◆ **Your instructions**
Exactly as given, repeat all of the entries.

◆ **Input records**
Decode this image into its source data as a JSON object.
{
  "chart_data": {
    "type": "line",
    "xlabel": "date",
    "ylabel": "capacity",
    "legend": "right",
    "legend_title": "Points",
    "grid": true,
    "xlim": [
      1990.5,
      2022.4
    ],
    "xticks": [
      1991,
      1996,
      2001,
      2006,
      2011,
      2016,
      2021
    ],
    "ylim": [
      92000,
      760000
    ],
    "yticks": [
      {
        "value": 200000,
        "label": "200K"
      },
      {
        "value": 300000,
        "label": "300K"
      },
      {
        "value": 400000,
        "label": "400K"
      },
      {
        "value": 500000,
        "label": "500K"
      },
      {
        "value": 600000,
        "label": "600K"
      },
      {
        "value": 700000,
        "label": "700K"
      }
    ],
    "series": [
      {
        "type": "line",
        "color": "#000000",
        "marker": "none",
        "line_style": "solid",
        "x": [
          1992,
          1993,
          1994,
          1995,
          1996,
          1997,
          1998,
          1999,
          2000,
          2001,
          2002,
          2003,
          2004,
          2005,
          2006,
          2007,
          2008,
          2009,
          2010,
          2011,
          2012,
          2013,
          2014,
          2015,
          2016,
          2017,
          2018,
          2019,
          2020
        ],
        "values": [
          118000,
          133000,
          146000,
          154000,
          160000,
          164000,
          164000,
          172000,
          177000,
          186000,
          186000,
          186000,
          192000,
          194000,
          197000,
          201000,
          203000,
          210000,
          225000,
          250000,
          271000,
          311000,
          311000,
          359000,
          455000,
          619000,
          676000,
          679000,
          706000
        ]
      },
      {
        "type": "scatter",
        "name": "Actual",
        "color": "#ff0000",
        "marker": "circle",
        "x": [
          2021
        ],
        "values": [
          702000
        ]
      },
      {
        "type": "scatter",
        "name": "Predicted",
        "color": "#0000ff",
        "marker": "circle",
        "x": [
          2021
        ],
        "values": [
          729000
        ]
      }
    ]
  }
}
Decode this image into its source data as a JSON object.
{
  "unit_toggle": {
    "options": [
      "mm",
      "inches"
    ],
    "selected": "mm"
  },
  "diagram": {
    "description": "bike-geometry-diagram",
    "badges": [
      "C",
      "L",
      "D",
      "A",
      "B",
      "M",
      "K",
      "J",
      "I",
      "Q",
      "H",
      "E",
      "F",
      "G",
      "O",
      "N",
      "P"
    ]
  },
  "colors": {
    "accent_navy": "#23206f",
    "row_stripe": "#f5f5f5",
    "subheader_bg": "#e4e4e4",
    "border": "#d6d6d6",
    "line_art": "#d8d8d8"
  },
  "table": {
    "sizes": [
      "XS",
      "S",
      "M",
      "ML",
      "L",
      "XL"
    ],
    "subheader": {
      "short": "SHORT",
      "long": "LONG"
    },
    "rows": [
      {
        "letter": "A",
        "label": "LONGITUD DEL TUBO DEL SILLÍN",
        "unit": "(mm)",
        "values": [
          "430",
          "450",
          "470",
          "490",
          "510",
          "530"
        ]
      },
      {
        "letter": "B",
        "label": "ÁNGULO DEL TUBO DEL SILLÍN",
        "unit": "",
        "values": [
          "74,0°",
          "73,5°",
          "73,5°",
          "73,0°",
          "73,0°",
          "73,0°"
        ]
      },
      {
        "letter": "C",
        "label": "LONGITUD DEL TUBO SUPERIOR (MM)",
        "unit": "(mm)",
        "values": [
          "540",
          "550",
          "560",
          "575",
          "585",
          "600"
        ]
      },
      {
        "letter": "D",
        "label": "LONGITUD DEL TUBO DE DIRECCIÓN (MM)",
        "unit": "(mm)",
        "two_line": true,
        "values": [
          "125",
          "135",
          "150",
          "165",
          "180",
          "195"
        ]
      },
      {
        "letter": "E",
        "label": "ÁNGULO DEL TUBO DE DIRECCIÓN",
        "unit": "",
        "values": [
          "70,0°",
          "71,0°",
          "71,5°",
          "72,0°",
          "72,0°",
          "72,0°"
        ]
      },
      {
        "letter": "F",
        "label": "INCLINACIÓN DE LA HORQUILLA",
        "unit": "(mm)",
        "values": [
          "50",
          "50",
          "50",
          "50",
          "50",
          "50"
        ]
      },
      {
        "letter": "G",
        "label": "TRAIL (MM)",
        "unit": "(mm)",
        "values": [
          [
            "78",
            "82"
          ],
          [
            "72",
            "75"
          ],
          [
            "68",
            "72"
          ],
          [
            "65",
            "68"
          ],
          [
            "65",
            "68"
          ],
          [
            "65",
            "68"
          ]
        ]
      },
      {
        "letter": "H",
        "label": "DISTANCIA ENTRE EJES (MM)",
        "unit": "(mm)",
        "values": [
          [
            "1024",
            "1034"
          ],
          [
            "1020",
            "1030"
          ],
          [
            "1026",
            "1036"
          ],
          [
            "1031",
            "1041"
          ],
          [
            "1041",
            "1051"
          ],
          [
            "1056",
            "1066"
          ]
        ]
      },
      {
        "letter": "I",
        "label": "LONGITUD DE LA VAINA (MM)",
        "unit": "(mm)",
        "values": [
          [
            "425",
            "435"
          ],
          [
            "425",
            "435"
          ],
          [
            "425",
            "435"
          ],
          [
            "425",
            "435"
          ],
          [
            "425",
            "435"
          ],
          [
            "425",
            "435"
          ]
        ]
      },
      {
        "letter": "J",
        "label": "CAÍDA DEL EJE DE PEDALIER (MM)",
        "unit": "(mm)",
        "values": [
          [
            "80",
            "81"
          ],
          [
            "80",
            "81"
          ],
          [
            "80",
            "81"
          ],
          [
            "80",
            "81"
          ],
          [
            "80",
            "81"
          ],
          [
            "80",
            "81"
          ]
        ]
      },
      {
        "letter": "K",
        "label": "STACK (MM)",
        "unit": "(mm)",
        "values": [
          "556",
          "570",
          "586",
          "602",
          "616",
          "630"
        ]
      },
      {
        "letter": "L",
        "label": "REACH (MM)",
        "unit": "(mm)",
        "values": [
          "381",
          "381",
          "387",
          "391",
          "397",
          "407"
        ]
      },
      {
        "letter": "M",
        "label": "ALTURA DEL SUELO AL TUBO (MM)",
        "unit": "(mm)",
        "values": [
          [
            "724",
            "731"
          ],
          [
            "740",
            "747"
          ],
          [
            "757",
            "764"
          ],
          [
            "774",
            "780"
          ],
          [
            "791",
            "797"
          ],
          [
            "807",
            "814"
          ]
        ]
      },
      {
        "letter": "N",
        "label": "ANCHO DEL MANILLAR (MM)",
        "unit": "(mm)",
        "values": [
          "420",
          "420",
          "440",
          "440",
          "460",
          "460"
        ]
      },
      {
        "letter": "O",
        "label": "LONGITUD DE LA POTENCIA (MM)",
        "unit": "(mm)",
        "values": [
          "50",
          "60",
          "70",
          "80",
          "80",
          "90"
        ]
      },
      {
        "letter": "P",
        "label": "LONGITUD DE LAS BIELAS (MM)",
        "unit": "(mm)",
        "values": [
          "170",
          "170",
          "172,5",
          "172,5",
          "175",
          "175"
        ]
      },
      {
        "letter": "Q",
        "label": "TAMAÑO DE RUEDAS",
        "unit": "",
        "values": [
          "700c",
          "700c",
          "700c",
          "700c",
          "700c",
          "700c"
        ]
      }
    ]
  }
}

◆ **Solved exercise**
Decode this image into its source data as a JSON object.
{
  "chart_data": {
    "type": "line",
    "xlabel": "date",
    "ylabel": "capacity",
    "legend": "right",
    "legend_title": "Points",
    "grid": true,
    "xlim": [
      1990.5,
      2022.4
    ],
    "xticks": [
      1991,
      1996,
      2001,
      2006,
      2011,
      2016,
      2021
    ],
    "ylim": [
      92000,
      760000
    ],
    "yticks": [
      {
        "value": 200000,
        "label": "200K"
      },
      {
        "value": 300000,
        "label": "300K"
      },
      {
        "value": 400000,
        "label": "400K"
      },
      {
        "value": 500000,
        "label": "500K"
      },
      {
        "value": 600000,
        "label": "600K"
      },
      {
        "value": 700000,
        "label": "700K"
      }
    ],
    "series": [
      {
        "type": "line",
        "color": "#000000",
        "marker": "none",
        "line_style": "solid",
        "x": [
          1992,
          1993,
          1994,
          1995,
          1996,
          1997,
          1998,
          1999,
          2000,
          2001,
          2002,
          2003,
          2004,
          2005,
          2006,
          2007,
          2008,
          2009,
          2010,
          2011,
          2012,
          2013,
          2014,
          2015,
          2016,
          2017,
          2018,
          2019,
          2020
        ],
        "values": [
          118000,
          133000,
          146000,
          154000,
          160000,
          164000,
          164000,
          172000,
          177000,
          186000,
          186000,
          186000,
          192000,
          194000,
          197000,
          201000,
          203000,
          210000,
          225000,
          250000,
          271000,
          311000,
          311000,
          359000,
          455000,
          619000,
          676000,
          679000,
          706000
        ]
      },
      {
        "type": "scatter",
        "name": "Actual",
        "color": "#ff0000",
        "marker": "circle",
        "x": [
          2021
        ],
        "values": [
          702000
        ]
      },
      {
        "type": "scatter",
        "name": "Predicted",
        "color": "#0000ff",
        "marker": "circle",
        "x": [
          2021
        ],
        "values": [
          729000
        ]
      }
    ]
  }
}
Decode this image into its source data as a JSON object.
{
  "unit_toggle": {
    "options": [
      "mm",
      "inches"
    ],
    "selected": "mm"
  },
  "diagram": {
    "description": "bike-geometry-diagram",
    "badges": [
      "C",
      "L",
      "D",
      "A",
      "B",
      "M",
      "K",
      "J",
      "I",
      "Q",
      "H",
      "E",
      "F",
      "G",
      "O",
      "N",
      "P"
    ]
  },
  "colors": {
    "accent_navy": "#23206f",
    "row_stripe": "#f5f5f5",
    "subheader_bg": "#e4e4e4",
    "border": "#d6d6d6",
    "line_art": "#d8d8d8"
  },
  "table": {
    "sizes": [
      "XS",
      "S",
      "M",
      "ML",
      "L",
      "XL"
    ],
    "subheader": {
      "short": "SHORT",
      "long": "LONG"
    },
    "rows": [
      {
        "letter": "A",
        "label": "LONGITUD DEL TUBO DEL SILLÍN",
        "unit": "(mm)",
        "values": [
          "430",
          "450",
          "470",
          "490",
          "510",
          "530"
        ]
      },
      {
        "letter": "B",
        "label": "ÁNGULO DEL TUBO DEL SILLÍN",
        "unit": "",
        "values": [
          "74,0°",
          "73,5°",
          "73,5°",
          "73,0°",
          "73,0°",
          "73,0°"
        ]
      },
      {
        "letter": "C",
        "label": "LONGITUD DEL TUBO SUPERIOR (MM)",
        "unit": "(mm)",
        "values": [
          "540",
          "550",
          "560",
          "575",
          "585",
          "600"
        ]
      },
      {
        "letter": "D",
        "label": "LONGITUD DEL TUBO DE DIRECCIÓN (MM)",
        "unit": "(mm)",
        "two_line": true,
        "values": [
          "125",
          "135",
          "150",
          "165",
          "180",
          "195"
        ]
      },
      {
        "letter": "E",
        "label": "ÁNGULO DEL TUBO DE DIRECCIÓN",
        "unit": "",
        "values": [
          "70,0°",
          "71,0°",
          "71,5°",
          "72,0°",
          "72,0°",
          "72,0°"
        ]
      },
      {
        "letter": "F",
        "label": "INCLINACIÓN DE LA HORQUILLA",
        "unit": "(mm)",
        "values": [
          "50",
          "50",
          "50",
          "50",
          "50",
          "50"
        ]
      },
      {
        "letter": "G",
        "label": "TRAIL (MM)",
        "unit": "(mm)",
        "values": [
          [
            "78",
            "82"
          ],
          [
            "72",
            "75"
          ],
          [
            "68",
            "72"
          ],
          [
            "65",
            "68"
          ],
          [
            "65",
            "68"
          ],
          [
            "65",
            "68"
          ]
        ]
      },
      {
        "letter": "H",
        "label": "DISTANCIA ENTRE EJES (MM)",
        "unit": "(mm)",
        "values": [
          [
            "1024",
            "1034"
          ],
          [
            "1020",
            "1030"
          ],
          [
            "1026",
            "1036"
          ],
          [
            "1031",
            "1041"
          ],
          [
            "1041",
            "1051"
          ],
          [
            "1056",
            "1066"
          ]
        ]
      },
      {
        "letter": "I",
        "label": "LONGITUD DE LA VAINA (MM)",
        "unit": "(mm)",
        "values": [
          [
            "425",
            "435"
          ],
          [
            "425",
            "435"
          ],
          [
            "425",
            "435"
          ],
          [
            "425",
            "435"
          ],
          [
            "425",
            "435"
          ],
          [
            "425",
            "435"
          ]
        ]
      },
      {
        "letter": "J",
        "label": "CAÍDA DEL EJE DE PEDALIER (MM)",
        "unit": "(mm)",
        "values": [
          [
            "80",
            "81"
          ],
          [
            "80",
            "81"
          ],
          [
            "80",
            "81"
          ],
          [
            "80",
            "81"
          ],
          [
            "80",
            "81"
          ],
          [
            "80",
            "81"
          ]
        ]
      },
      {
        "letter": "K",
        "label": "STACK (MM)",
        "unit": "(mm)",
        "values": [
          "556",
          "570",
          "586",
          "602",
          "616",
          "630"
        ]
      },
      {
        "letter": "L",
        "label": "REACH (MM)",
        "unit": "(mm)",
        "values": [
          "381",
          "381",
          "387",
          "391",
          "397",
          "407"
        ]
      },
      {
        "letter": "M",
        "label": "ALTURA DEL SUELO AL TUBO (MM)",
        "unit": "(mm)",
        "values": [
          [
            "724",
            "731"
          ],
          [
            "740",
            "747"
          ],
          [
            "757",
            "764"
          ],
          [
            "774",
            "780"
          ],
          [
            "791",
            "797"
          ],
          [
            "807",
            "814"
          ]
        ]
      },
      {
        "letter": "N",
        "label": "ANCHO DEL MANILLAR (MM)",
        "unit": "(mm)",
        "values": [
          "420",
          "420",
          "440",
          "440",
          "460",
          "460"
        ]
      },
      {
        "letter": "O",
        "label": "LONGITUD DE LA POTENCIA (MM)",
        "unit": "(mm)",
        "values": [
          "50",
          "60",
          "70",
          "80",
          "80",
          "90"
        ]
      },
      {
        "letter": "P",
        "label": "LONGITUD DE LAS BIELAS (MM)",
        "unit": "(mm)",
        "values": [
          "170",
          "170",
          "172,5",
          "172,5",
          "175",
          "175"
        ]
      },
      {
        "letter": "Q",
        "label": "TAMAÑO DE RUEDAS",
        "unit": "",
        "values": [
          "700c",
          "700c",
          "700c",
          "700c",
          "700c",
          "700c"
        ]
      }
    ]
  }
}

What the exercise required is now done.